* [Available records]
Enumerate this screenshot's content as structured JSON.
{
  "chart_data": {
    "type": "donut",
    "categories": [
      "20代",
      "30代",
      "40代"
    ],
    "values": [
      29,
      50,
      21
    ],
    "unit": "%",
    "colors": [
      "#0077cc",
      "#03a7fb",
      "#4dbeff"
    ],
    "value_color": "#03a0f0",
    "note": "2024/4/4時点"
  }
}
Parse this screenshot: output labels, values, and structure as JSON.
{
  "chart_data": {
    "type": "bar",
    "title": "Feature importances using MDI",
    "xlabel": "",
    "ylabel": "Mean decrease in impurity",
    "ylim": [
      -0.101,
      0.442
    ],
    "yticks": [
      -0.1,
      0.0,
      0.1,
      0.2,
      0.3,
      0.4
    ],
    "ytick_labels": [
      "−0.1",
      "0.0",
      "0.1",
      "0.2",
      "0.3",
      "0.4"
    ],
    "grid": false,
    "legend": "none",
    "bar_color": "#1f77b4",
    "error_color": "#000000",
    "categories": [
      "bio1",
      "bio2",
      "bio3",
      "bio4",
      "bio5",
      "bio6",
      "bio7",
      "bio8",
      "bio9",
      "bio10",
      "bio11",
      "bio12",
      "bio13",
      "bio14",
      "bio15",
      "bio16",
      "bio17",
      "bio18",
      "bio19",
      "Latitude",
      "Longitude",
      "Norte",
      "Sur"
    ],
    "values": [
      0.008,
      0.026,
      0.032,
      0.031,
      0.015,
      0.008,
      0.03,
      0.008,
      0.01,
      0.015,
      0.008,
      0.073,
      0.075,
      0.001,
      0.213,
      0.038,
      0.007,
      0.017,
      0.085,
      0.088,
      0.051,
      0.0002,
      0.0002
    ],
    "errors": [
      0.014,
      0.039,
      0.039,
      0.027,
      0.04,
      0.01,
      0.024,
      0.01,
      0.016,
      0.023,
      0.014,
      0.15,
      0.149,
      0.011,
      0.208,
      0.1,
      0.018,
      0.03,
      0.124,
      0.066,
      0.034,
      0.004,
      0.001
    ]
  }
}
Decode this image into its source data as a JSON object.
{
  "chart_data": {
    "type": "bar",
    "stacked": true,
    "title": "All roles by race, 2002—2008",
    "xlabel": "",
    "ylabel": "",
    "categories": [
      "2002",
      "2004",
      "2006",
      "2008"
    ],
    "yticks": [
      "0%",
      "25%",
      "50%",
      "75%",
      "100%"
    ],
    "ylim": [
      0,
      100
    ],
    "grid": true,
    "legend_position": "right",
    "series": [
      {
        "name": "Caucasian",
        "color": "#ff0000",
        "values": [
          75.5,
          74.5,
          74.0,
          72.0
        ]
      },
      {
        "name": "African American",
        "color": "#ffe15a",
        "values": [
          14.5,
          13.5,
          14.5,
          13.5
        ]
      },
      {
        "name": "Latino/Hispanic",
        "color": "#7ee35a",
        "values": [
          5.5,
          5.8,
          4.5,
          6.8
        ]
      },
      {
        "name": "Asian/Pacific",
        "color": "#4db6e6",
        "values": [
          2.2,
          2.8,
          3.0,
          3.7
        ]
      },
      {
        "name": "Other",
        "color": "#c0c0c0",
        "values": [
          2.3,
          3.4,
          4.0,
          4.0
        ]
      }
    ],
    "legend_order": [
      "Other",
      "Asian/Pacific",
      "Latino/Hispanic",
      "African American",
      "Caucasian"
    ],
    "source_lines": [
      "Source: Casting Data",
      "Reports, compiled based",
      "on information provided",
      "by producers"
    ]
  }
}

* [Given request]
Reproduce each line of the material above precisely.

* [Answer to this task]
Enumerate this screenshot's content as structured JSON.
{
  "chart_data": {
    "type": "donut",
    "categories": [
      "20代",
      "30代",
      "40代"
    ],
    "values": [
      29,
      50,
      21
    ],
    "unit": "%",
    "colors": [
      "#0077cc",
      "#03a7fb",
      "#4dbeff"
    ],
    "value_color": "#03a0f0",
    "note": "2024/4/4時点"
  }
}
Parse this screenshot: output labels, values, and structure as JSON.
{
  "chart_data": {
    "type": "bar",
    "title": "Feature importances using MDI",
    "xlabel": "",
    "ylabel": "Mean decrease in impurity",
    "ylim": [
      -0.101,
      0.442
    ],
    "yticks": [
      -0.1,
      0.0,
      0.1,
      0.2,
      0.3,
      0.4
    ],
    "ytick_labels": [
      "−0.1",
      "0.0",
      "0.1",
      "0.2",
      "0.3",
      "0.4"
    ],
    "grid": false,
    "legend": "none",
    "bar_color": "#1f77b4",
    "error_color": "#000000",
    "categories": [
      "bio1",
      "bio2",
      "bio3",
      "bio4",
      "bio5",
      "bio6",
      "bio7",
      "bio8",
      "bio9",
      "bio10",
      "bio11",
      "bio12",
      "bio13",
      "bio14",
      "bio15",
      "bio16",
      "bio17",
      "bio18",
      "bio19",
      "Latitude",
      "Longitude",
      "Norte",
      "Sur"
    ],
    "values": [
      0.008,
      0.026,
      0.032,
      0.031,
      0.015,
      0.008,
      0.03,
      0.008,
      0.01,
      0.015,
      0.008,
      0.073,
      0.075,
      0.001,
      0.213,
      0.038,
      0.007,
      0.017,
      0.085,
      0.088,
      0.051,
      0.0002,
      0.0002
    ],
    "errors": [
      0.014,
      0.039,
      0.039,
      0.027,
      0.04,
      0.01,
      0.024,
      0.01,
      0.016,
      0.023,
      0.014,
      0.15,
      0.149,
      0.011,
      0.208,
      0.1,
      0.018,
      0.03,
      0.124,
      0.066,
      0.034,
      0.004,
      0.001
    ]
  }
}
Decode this image into its source data as a JSON object.
{
  "chart_data": {
    "type": "bar",
    "stacked": true,
    "title": "All roles by race, 2002—2008",
    "xlabel": "",
    "ylabel": "",
    "categories": [
      "2002",
      "2004",
      "2006",
      "2008"
    ],
    "yticks": [
      "0%",
      "25%",
      "50%",
      "75%",
      "100%"
    ],
    "ylim": [
      0,
      100
    ],
    "grid": true,
    "legend_position": "right",
    "series": [
      {
        "name": "Caucasian",
        "color": "#ff0000",
        "values": [
          75.5,
          74.5,
          74.0,
          72.0
        ]
      },
      {
        "name": "African American",
        "color": "#ffe15a",
        "values": [
          14.5,
          13.5,
          14.5,
          13.5
        ]
      },
      {
        "name": "Latino/Hispanic",
        "color": "#7ee35a",
        "values": [
          5.5,
          5.8,
          4.5,
          6.8
        ]
      },
      {
        "name": "Asian/Pacific",
        "color": "#4db6e6",
        "values": [
          2.2,
          2.8,
          3.0,
          3.7
        ]
      },
      {
        "name": "Other",
        "color": "#c0c0c0",
        "values": [
          2.3,
          3.4,
          4.0,
          4.0
        ]
      }
    ],
    "legend_order": [
      "Other",
      "Asian/Pacific",
      "Latino/Hispanic",
      "African American",
      "Caucasian"
    ],
    "source_lines": [
      "Source: Casting Data",
      "Reports, compiled based",
      "on information provided",
      "by producers"
    ]
  }
}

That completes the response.